* **TASK DIRECTIONS**
Scan the records below. List lines holding "Saviour".
┄┄┄┄┄┄┄┄┄┄
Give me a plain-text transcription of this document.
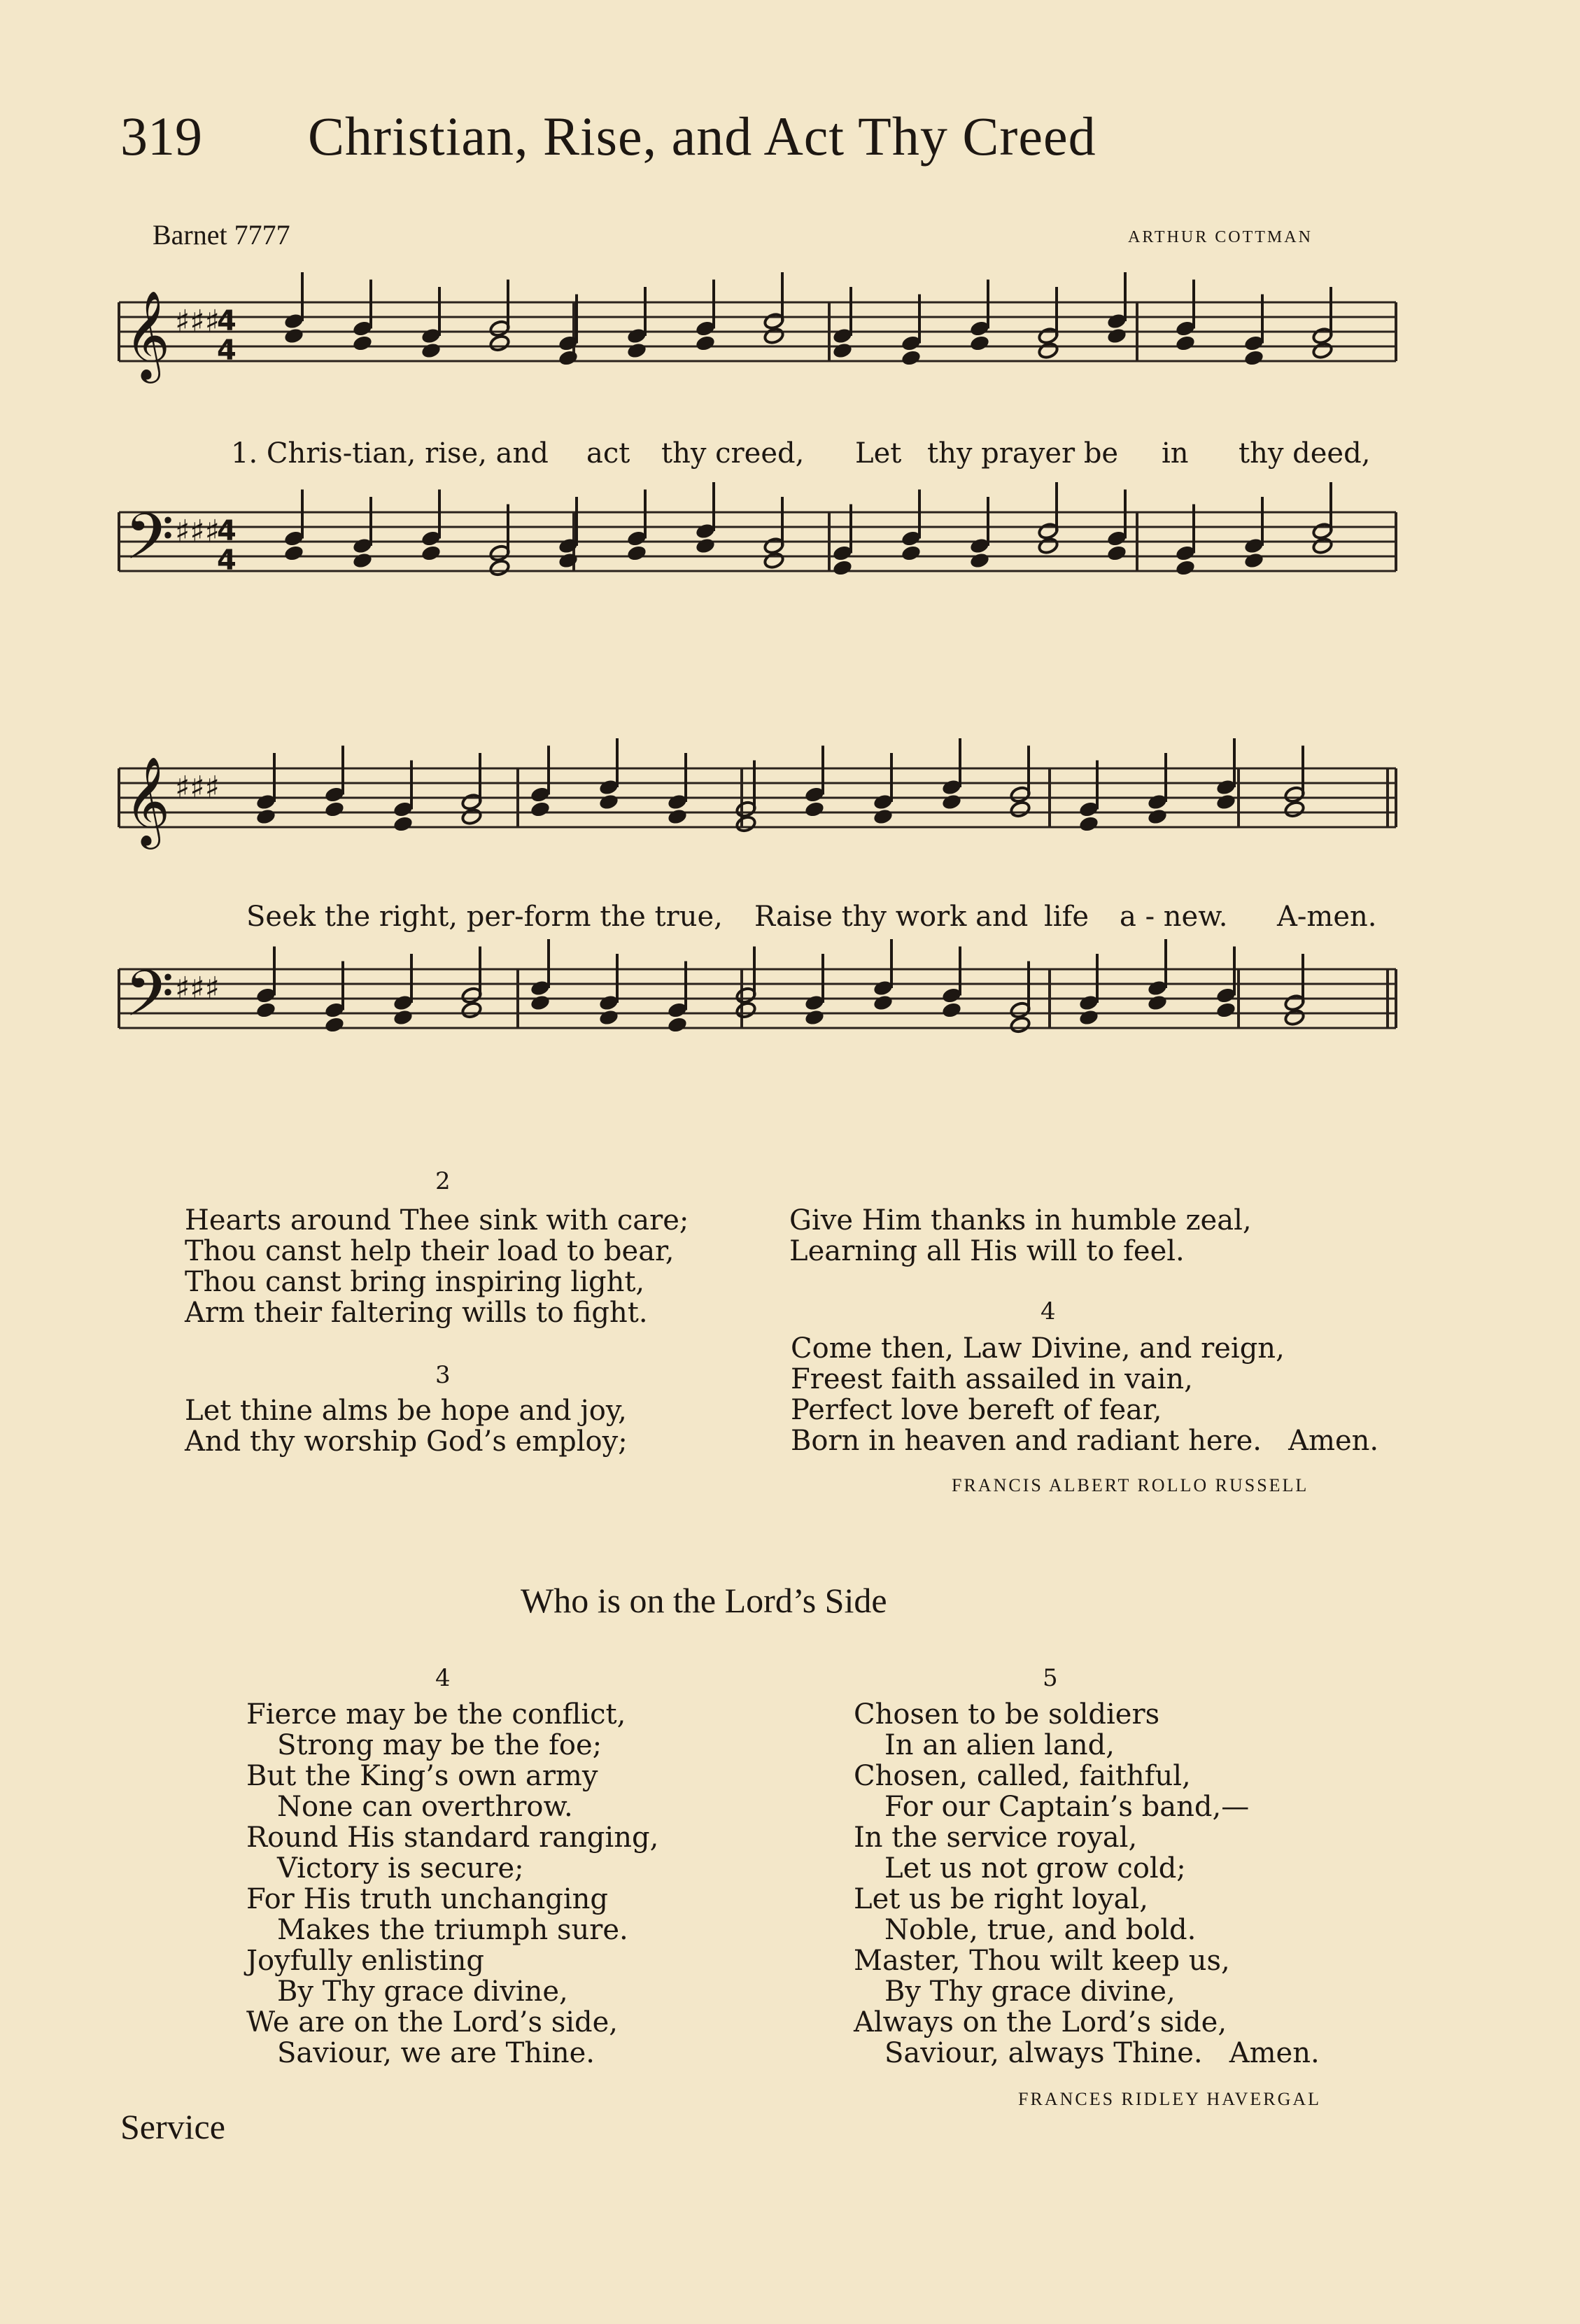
319 Christian, Rise, and Act Thy Creed
Barnet 7777	ARTHUR COTTMAN
𝄞 ♯♯♯
4
4
𝄢 ♯♯♯
4
4
𝄞 ♯♯♯
𝄢 ♯♯♯
1. Chris-tian, rise, and act thy creed, Let thy prayer be in thy deed,
Seek the right, per-form the true, Raise thy work and life a - new. A-men.
2
Hearts around Thee sink with care;
Thou canst help their load to bear,
Thou canst bring inspiring light,
Arm their faltering wills to fight.
3
Let thine alms be hope and joy,
And thy worship God’s employ;
Give Him thanks in humble zeal,
Learning all His will to feel.
4
Come then, Law Divine, and reign,
Freest faith assailed in vain,
Perfect love bereft of fear,
Born in heaven and radiant here.   Amen.
FRANCIS ALBERT ROLLO RUSSELL
Who is on the Lord’s Side
4
Fierce may be the conflict,
Strong may be the foe;
But the King’s own army
None can overthrow.
Round His standard ranging,
Victory is secure;
For His truth unchanging
Makes the triumph sure.
Joyfully enlisting
By Thy grace divine,
We are on the Lord’s side,
Saviour, we are Thine.
5
Chosen to be soldiers
In an alien land,
Chosen, called, faithful,
For our Captain’s band,—
In the service royal,
Let us not grow cold;
Let us be right loyal,
Noble, true, and bold.
Master, Thou wilt keep us,
By Thy grace divine,
Always on the Lord’s side,
Saviour, always Thine.   Amen.
FRANCES RIDLEY HAVERGAL
Service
┄┄┄┄┄┄┄┄┄┄
* **ANSWER TO THE TASK**
Saviour, we are Thine.
Saviour, always Thine.   Amen.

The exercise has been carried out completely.